### [What is being asked]
In the entries below, find every line holding the string "xlabel" and collect it.

--- Begin Data shown ---

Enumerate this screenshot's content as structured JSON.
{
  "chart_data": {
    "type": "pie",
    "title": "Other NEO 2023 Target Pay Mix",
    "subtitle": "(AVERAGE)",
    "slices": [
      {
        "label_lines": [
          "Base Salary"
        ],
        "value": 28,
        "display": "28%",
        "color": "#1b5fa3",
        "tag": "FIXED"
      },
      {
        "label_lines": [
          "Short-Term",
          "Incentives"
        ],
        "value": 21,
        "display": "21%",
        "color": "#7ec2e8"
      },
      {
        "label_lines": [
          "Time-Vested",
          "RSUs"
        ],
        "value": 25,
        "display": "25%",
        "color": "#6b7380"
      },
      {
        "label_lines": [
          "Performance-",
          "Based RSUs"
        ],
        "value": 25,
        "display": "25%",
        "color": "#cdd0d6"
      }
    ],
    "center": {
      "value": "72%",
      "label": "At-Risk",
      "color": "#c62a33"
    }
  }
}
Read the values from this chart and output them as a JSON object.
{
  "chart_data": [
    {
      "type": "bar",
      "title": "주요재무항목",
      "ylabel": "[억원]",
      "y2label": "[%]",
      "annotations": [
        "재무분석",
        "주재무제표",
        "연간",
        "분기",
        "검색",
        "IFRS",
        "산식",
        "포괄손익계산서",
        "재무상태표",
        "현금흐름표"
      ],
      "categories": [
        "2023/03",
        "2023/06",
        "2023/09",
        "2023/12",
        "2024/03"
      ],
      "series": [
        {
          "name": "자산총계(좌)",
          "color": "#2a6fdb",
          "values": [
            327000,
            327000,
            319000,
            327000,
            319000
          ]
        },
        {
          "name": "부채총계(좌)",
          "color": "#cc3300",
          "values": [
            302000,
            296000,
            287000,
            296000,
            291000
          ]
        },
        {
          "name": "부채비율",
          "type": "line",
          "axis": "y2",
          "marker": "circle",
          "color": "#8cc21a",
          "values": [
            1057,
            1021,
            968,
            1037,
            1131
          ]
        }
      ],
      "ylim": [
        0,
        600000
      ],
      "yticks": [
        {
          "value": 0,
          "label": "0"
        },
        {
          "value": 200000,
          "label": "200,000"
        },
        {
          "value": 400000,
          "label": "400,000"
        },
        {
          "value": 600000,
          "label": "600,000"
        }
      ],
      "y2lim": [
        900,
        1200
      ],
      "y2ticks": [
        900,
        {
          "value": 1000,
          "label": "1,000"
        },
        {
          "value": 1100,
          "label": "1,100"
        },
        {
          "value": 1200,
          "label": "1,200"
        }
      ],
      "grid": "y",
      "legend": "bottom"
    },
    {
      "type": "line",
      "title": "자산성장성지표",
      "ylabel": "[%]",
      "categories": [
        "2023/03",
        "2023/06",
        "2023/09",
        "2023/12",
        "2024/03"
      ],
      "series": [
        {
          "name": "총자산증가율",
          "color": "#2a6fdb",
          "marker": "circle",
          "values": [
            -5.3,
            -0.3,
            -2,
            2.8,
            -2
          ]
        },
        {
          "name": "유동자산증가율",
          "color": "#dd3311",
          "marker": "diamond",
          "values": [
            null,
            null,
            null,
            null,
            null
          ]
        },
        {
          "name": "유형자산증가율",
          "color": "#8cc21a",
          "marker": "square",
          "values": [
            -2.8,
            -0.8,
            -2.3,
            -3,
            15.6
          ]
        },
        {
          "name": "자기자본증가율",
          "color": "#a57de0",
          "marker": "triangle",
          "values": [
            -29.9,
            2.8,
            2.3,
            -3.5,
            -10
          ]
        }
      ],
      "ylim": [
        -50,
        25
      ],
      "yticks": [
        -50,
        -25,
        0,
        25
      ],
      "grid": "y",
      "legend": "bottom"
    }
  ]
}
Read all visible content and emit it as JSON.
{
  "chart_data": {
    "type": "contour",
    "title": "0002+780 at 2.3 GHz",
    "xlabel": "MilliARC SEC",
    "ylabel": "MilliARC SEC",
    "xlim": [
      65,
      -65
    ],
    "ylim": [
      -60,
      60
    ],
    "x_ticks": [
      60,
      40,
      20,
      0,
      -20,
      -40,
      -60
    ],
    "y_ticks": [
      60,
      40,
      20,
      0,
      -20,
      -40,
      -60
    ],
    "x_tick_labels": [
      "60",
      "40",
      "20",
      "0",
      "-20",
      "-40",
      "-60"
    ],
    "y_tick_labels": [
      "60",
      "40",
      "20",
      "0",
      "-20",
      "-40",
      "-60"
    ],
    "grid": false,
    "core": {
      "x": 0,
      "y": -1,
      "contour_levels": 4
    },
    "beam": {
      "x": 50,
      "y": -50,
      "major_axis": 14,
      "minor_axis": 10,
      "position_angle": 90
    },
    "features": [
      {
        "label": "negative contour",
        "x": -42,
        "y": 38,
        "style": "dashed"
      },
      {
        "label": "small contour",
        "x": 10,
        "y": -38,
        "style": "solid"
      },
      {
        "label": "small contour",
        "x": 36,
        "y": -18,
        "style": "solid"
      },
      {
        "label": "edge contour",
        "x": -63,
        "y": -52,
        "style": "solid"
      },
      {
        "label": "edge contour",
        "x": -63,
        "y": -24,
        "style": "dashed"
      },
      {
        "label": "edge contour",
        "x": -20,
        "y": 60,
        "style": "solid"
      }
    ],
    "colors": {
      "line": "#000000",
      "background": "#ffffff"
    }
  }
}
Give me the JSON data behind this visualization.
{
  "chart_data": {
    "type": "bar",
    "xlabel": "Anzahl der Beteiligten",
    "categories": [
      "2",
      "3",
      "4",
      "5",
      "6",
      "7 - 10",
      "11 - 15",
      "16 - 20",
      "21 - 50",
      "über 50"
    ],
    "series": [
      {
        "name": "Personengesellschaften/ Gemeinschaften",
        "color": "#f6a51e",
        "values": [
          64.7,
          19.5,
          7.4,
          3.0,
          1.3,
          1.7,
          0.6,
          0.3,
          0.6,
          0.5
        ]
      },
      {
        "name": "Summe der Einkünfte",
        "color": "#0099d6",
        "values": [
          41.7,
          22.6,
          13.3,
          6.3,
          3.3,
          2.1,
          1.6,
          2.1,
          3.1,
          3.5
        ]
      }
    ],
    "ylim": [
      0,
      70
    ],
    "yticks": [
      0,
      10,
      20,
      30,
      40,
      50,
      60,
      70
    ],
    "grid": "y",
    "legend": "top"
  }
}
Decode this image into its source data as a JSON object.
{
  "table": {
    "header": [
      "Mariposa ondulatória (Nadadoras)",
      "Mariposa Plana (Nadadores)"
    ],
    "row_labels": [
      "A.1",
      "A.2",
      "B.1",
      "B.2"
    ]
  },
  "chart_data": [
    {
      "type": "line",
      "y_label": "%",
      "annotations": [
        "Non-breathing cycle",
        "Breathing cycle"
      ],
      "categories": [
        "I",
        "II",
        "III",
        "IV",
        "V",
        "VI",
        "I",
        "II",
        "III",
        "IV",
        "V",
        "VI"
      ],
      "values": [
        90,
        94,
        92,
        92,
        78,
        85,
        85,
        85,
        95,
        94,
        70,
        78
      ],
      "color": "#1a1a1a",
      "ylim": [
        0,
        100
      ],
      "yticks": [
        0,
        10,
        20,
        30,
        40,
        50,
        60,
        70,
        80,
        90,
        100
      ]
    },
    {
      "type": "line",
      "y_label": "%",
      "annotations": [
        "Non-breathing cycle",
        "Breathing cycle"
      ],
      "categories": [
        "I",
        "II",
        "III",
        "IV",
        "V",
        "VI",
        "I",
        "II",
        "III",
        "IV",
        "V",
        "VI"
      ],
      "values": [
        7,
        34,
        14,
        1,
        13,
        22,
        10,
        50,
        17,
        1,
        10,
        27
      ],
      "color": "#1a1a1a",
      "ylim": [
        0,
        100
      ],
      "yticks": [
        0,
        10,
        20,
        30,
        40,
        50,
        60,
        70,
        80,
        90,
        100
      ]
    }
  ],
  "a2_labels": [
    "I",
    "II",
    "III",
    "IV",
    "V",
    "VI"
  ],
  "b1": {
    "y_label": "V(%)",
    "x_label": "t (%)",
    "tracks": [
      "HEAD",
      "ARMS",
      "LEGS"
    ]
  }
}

--- End Data shown ---

### [Task solution]
    "xlabel": "MilliARC SEC",
    "xlabel": "Anzahl der Beteiligten",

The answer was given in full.